Exercise brief. Echo the lines of the data below, starting at the line containing "candlestick bbox=[554, 261, 558, 277]" and ending at the line containing "y2-tick-label: 5 bbox=[648, 148, 656, 162]", both included.

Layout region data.
* * *

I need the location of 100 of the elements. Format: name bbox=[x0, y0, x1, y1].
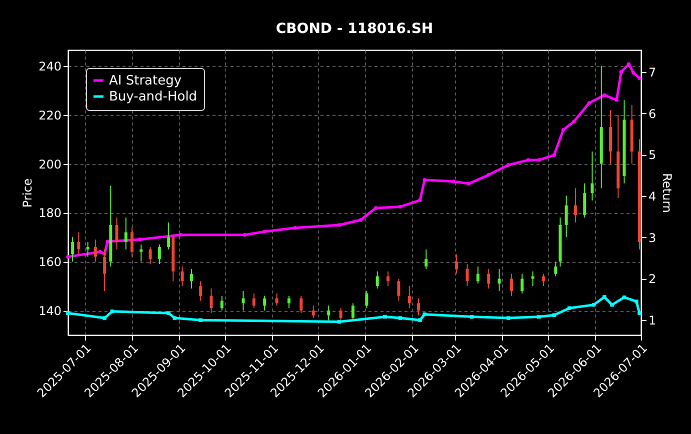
candlestick bbox=[554, 261, 558, 277]
point bbox=[619, 70, 624, 74]
y-tick-label: 160 bbox=[38, 255, 62, 270]
point bbox=[138, 238, 142, 242]
point bbox=[110, 310, 114, 314]
point bbox=[572, 120, 576, 124]
candlestick bbox=[287, 295, 290, 309]
candlestick bbox=[590, 151, 594, 201]
y-tick-label: 240 bbox=[38, 59, 62, 74]
point bbox=[614, 98, 618, 102]
point bbox=[422, 178, 426, 182]
y-tick-label: 180 bbox=[38, 206, 62, 220]
point bbox=[537, 158, 541, 162]
point bbox=[418, 198, 422, 202]
point bbox=[66, 311, 70, 315]
candlestick bbox=[574, 188, 577, 223]
candlestick bbox=[115, 217, 118, 250]
candlestick bbox=[455, 254, 458, 274]
point bbox=[166, 311, 170, 315]
y2-tick-label: 5 bbox=[648, 148, 656, 162]
candlestick bbox=[312, 305, 315, 318]
candlestick bbox=[140, 244, 143, 262]
candlestick bbox=[275, 292, 278, 306]
candlestick bbox=[376, 270, 379, 290]
point bbox=[422, 312, 426, 316]
y-tick-label: 140 bbox=[38, 304, 62, 318]
point bbox=[106, 240, 110, 244]
y2-tick-label: 7 bbox=[648, 65, 656, 80]
point bbox=[537, 314, 541, 319]
y2-axis-title: Return bbox=[660, 173, 674, 213]
candlestick bbox=[466, 264, 469, 287]
y2-tick-label: 3 bbox=[648, 230, 656, 245]
point bbox=[452, 180, 456, 184]
candlestick bbox=[158, 244, 161, 265]
candlestick bbox=[542, 273, 545, 287]
point bbox=[638, 76, 642, 80]
point bbox=[262, 230, 266, 234]
point bbox=[561, 128, 566, 132]
y-tick-label: 200 bbox=[38, 157, 62, 172]
point bbox=[506, 163, 510, 167]
point bbox=[198, 318, 202, 322]
candlestick bbox=[210, 288, 213, 314]
y2-tick-label: 6 bbox=[648, 106, 656, 121]
candlestick bbox=[242, 290, 245, 312]
y2-tick-label: 2 bbox=[648, 272, 656, 286]
candlestick bbox=[476, 266, 480, 284]
candlestick bbox=[130, 226, 134, 258]
candlestick bbox=[252, 292, 256, 309]
point bbox=[98, 250, 102, 254]
point bbox=[486, 173, 490, 177]
candlestick bbox=[583, 182, 586, 218]
y-axis-title: Price bbox=[20, 178, 35, 208]
point bbox=[337, 223, 342, 227]
y2-tick-label: 4 bbox=[648, 190, 656, 204]
candlestick bbox=[327, 305, 330, 321]
point bbox=[293, 226, 297, 230]
point bbox=[610, 302, 614, 307]
candlestick bbox=[351, 302, 354, 321]
candlestick bbox=[417, 298, 420, 316]
point bbox=[587, 101, 592, 105]
candlestick bbox=[408, 286, 411, 309]
candlestick bbox=[424, 248, 428, 270]
candlestick bbox=[71, 236, 74, 262]
point bbox=[178, 233, 183, 237]
candlestick bbox=[220, 295, 224, 312]
y-tick-label: 220 bbox=[38, 108, 62, 122]
candlestick bbox=[94, 239, 97, 262]
candlestick bbox=[510, 273, 513, 296]
candlestick bbox=[397, 278, 400, 302]
point bbox=[526, 158, 530, 162]
candlestick bbox=[86, 242, 90, 258]
chart-title: CBOND - 118016.SH bbox=[276, 21, 434, 37]
candlestick bbox=[190, 268, 193, 290]
point bbox=[102, 316, 106, 320]
point bbox=[374, 206, 378, 210]
legend-label: Buy-and-Hold bbox=[109, 90, 198, 104]
point bbox=[568, 306, 572, 310]
point bbox=[418, 318, 422, 322]
point bbox=[242, 233, 247, 237]
point bbox=[602, 93, 606, 97]
point bbox=[506, 316, 510, 320]
point bbox=[632, 70, 636, 75]
y2-tick-label: 1 bbox=[648, 314, 656, 328]
point bbox=[358, 218, 362, 222]
point bbox=[634, 300, 638, 304]
point bbox=[466, 182, 471, 186]
point bbox=[602, 295, 606, 299]
candlestick bbox=[386, 270, 390, 287]
candlestick bbox=[263, 295, 266, 312]
point bbox=[552, 153, 556, 157]
point bbox=[398, 316, 402, 320]
point bbox=[66, 254, 70, 259]
candlestick bbox=[520, 273, 524, 294]
point bbox=[172, 316, 177, 320]
candlestick bbox=[487, 268, 490, 290]
point bbox=[398, 204, 402, 209]
legend-label: AI Strategy bbox=[109, 74, 182, 88]
candlestick bbox=[77, 232, 80, 255]
point bbox=[638, 311, 642, 315]
candlestick bbox=[180, 266, 184, 287]
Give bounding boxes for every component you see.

* * *

Solution for this exercise.
candlestick bbox=[554, 261, 558, 277]
point bbox=[619, 70, 624, 74]
y-tick-label: 160 bbox=[38, 255, 62, 270]
point bbox=[138, 238, 142, 242]
point bbox=[110, 310, 114, 314]
point bbox=[572, 120, 576, 124]
candlestick bbox=[287, 295, 290, 309]
candlestick bbox=[590, 151, 594, 201]
y-tick-label: 240 bbox=[38, 59, 62, 74]
point bbox=[614, 98, 618, 102]
point bbox=[422, 178, 426, 182]
y-tick-label: 180 bbox=[38, 206, 62, 220]
point bbox=[537, 158, 541, 162]
point bbox=[418, 198, 422, 202]
point bbox=[66, 311, 70, 315]
candlestick bbox=[574, 188, 577, 223]
candlestick bbox=[115, 217, 118, 250]
candlestick bbox=[455, 254, 458, 274]
point bbox=[166, 311, 170, 315]
y2-tick-label: 5 bbox=[648, 148, 656, 162]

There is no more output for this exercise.